▶ [The task] Determine the number of lines containing the word "estrategias", and state that figure alone.

┌─ Extracted data

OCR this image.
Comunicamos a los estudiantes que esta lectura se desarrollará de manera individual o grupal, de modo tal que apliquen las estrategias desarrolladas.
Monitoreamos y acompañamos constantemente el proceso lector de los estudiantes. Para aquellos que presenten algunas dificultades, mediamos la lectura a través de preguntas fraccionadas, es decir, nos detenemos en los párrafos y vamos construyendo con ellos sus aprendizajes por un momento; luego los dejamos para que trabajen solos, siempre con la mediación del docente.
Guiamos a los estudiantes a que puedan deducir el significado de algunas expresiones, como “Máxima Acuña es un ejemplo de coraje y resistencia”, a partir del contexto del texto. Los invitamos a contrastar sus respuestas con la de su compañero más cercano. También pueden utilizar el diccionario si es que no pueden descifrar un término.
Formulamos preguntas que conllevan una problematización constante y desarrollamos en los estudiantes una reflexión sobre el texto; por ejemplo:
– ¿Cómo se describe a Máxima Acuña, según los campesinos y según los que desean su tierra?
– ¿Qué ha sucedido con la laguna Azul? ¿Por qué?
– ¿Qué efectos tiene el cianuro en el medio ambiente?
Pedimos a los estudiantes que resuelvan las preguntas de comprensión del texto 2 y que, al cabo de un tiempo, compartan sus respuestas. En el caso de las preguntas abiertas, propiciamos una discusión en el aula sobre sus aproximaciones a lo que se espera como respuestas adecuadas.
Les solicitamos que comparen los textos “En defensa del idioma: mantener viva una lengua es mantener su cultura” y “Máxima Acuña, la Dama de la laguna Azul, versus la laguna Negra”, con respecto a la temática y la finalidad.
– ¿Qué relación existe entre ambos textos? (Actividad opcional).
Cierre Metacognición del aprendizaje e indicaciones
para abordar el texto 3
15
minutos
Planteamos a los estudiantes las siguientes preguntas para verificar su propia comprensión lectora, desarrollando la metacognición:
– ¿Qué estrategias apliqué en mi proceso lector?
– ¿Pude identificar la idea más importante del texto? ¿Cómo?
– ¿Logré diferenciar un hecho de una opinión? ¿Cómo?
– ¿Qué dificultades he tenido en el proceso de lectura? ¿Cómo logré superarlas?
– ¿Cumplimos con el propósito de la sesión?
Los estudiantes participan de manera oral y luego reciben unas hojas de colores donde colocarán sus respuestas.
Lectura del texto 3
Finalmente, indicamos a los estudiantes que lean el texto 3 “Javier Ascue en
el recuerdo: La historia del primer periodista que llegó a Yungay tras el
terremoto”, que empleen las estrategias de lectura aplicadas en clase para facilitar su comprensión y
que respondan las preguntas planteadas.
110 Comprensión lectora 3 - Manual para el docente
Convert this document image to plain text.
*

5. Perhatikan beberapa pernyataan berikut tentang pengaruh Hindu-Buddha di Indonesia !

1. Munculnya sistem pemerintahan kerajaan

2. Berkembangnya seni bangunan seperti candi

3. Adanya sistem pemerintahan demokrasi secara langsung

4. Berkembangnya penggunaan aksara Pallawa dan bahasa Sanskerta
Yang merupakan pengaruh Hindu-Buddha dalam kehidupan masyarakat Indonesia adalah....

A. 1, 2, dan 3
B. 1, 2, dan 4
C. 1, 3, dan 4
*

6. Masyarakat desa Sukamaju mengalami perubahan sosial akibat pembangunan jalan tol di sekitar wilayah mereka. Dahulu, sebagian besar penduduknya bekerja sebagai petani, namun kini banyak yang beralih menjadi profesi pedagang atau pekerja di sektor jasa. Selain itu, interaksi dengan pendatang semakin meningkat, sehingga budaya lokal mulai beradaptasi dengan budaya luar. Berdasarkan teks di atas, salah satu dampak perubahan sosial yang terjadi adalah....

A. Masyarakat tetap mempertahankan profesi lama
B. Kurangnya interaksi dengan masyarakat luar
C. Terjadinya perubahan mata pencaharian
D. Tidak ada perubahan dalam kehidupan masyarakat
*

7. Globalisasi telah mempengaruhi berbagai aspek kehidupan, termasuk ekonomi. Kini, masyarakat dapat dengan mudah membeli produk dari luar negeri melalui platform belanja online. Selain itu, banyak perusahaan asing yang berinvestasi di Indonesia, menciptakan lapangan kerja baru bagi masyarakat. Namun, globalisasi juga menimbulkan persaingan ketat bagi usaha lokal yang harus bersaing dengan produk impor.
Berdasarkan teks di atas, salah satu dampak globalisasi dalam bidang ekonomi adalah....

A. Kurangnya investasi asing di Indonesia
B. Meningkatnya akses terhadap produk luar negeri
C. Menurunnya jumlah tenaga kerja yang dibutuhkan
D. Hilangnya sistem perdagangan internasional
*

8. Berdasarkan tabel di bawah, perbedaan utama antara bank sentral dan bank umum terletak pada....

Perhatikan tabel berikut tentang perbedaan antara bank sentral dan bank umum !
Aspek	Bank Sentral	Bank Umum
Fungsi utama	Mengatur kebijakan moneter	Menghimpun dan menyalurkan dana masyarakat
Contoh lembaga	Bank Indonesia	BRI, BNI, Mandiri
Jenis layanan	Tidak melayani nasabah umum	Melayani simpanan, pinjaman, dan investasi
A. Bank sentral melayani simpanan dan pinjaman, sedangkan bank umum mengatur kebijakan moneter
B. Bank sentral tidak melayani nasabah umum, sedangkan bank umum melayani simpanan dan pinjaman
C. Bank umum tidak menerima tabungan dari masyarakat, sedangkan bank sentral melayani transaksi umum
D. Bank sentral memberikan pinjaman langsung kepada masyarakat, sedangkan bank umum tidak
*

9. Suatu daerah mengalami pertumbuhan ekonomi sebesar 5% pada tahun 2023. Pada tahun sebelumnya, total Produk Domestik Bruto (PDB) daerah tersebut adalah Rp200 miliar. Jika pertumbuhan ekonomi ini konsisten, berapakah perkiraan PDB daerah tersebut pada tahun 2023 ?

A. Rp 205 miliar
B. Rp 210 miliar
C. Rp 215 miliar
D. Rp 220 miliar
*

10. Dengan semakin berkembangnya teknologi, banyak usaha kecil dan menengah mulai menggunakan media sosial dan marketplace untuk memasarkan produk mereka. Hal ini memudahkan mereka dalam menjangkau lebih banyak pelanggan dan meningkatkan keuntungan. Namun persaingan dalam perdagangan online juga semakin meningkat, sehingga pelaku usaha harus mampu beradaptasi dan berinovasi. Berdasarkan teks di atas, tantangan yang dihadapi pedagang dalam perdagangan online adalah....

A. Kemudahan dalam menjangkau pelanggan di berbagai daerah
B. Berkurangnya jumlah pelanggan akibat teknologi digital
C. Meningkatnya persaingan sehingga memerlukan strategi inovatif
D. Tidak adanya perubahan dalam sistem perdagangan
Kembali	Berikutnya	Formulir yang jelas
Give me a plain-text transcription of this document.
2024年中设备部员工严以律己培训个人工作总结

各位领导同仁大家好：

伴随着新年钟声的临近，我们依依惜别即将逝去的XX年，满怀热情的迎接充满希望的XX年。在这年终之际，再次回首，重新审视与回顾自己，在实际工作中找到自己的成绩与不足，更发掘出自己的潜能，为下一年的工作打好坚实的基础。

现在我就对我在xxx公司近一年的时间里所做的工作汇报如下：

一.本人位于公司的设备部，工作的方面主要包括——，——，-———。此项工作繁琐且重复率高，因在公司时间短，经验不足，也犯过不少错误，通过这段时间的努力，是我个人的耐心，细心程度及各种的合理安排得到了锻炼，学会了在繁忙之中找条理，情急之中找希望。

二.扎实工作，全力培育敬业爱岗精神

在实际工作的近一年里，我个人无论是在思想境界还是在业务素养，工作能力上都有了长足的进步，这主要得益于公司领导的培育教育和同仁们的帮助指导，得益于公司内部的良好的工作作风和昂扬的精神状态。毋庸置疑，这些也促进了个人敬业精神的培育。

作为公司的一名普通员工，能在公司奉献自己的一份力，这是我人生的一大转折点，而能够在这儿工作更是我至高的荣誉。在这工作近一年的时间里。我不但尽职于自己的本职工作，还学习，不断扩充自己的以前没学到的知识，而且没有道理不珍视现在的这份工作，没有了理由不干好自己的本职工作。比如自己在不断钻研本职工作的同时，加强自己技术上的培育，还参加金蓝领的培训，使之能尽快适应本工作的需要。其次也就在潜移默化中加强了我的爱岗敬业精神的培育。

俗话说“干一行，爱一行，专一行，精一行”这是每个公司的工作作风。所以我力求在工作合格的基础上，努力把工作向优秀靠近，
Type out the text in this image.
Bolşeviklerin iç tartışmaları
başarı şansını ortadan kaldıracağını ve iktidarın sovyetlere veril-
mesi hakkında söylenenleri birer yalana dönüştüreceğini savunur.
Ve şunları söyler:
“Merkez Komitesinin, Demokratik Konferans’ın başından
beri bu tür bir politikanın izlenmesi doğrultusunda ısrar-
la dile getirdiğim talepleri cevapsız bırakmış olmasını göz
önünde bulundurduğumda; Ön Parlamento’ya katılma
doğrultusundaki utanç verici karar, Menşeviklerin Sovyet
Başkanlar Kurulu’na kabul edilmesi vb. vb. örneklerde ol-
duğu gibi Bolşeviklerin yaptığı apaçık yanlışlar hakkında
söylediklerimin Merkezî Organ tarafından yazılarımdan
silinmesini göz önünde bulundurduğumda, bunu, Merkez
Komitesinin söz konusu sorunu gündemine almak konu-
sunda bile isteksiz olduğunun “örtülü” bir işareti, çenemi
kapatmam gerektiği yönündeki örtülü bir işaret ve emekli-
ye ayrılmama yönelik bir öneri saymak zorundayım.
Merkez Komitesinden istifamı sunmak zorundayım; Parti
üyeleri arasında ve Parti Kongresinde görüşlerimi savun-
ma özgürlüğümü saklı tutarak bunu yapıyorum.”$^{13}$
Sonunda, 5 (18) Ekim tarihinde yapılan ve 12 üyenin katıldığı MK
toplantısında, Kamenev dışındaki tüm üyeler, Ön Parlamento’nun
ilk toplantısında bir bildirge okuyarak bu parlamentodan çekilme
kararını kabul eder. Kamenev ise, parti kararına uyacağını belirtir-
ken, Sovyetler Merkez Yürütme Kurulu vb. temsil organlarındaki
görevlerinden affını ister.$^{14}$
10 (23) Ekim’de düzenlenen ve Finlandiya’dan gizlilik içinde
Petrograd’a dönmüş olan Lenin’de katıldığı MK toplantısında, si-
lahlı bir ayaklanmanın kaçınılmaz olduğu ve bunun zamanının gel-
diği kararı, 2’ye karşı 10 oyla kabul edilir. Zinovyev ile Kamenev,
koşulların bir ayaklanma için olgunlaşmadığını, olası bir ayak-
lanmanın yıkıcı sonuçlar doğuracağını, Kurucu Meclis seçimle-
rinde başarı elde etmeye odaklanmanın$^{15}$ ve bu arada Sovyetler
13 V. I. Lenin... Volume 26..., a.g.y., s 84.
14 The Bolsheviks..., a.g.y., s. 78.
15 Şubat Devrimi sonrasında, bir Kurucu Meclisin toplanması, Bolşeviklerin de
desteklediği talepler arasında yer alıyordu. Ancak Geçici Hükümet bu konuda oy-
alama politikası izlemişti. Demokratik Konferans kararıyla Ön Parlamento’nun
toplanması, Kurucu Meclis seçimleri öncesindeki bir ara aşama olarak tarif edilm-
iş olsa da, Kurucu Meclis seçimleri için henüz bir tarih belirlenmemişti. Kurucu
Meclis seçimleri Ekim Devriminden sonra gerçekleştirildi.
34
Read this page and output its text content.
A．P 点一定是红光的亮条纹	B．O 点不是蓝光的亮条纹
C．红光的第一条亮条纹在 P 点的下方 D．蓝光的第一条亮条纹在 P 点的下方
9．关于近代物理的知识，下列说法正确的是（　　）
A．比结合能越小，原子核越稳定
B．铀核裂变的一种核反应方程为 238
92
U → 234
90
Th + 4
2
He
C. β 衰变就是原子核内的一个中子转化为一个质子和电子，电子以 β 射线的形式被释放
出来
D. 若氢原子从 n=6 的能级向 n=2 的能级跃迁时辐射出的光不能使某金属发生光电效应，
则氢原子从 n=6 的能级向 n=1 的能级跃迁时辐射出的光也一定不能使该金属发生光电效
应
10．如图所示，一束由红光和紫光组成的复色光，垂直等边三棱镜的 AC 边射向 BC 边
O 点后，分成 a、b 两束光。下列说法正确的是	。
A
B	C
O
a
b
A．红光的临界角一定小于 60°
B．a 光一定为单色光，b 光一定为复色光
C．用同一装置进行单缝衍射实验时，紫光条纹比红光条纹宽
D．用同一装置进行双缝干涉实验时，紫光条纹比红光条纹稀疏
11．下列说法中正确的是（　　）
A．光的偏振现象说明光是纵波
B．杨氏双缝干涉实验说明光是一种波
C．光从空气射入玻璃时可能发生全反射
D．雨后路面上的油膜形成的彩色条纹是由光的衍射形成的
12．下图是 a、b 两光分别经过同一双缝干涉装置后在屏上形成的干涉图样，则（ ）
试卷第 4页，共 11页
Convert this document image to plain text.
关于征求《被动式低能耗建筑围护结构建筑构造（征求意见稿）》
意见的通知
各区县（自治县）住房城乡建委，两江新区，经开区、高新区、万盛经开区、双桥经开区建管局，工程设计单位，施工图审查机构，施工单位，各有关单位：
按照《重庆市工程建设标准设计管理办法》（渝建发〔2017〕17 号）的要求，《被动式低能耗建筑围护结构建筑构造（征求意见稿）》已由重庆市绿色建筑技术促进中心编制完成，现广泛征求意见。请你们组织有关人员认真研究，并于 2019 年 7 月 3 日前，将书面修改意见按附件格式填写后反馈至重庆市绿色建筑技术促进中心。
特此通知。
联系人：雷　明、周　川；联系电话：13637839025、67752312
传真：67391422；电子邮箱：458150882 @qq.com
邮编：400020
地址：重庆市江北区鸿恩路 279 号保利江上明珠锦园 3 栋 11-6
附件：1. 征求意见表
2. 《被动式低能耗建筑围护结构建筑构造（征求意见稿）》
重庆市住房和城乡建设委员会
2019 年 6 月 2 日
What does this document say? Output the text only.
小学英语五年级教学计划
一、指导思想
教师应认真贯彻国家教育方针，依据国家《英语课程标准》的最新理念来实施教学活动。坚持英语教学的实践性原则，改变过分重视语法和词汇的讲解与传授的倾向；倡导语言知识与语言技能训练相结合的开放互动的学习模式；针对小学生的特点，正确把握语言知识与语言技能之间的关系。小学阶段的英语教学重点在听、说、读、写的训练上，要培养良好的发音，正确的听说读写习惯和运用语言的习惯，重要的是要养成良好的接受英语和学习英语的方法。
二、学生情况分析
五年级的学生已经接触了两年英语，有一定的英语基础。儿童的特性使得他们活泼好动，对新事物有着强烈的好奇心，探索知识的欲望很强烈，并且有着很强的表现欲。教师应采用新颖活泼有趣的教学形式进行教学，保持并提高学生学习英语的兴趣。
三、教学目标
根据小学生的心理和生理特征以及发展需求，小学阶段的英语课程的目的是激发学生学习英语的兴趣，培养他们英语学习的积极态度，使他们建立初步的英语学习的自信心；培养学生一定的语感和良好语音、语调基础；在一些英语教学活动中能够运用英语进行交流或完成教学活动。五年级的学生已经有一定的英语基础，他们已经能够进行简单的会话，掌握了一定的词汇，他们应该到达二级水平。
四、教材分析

└─

▶ [The answer] 3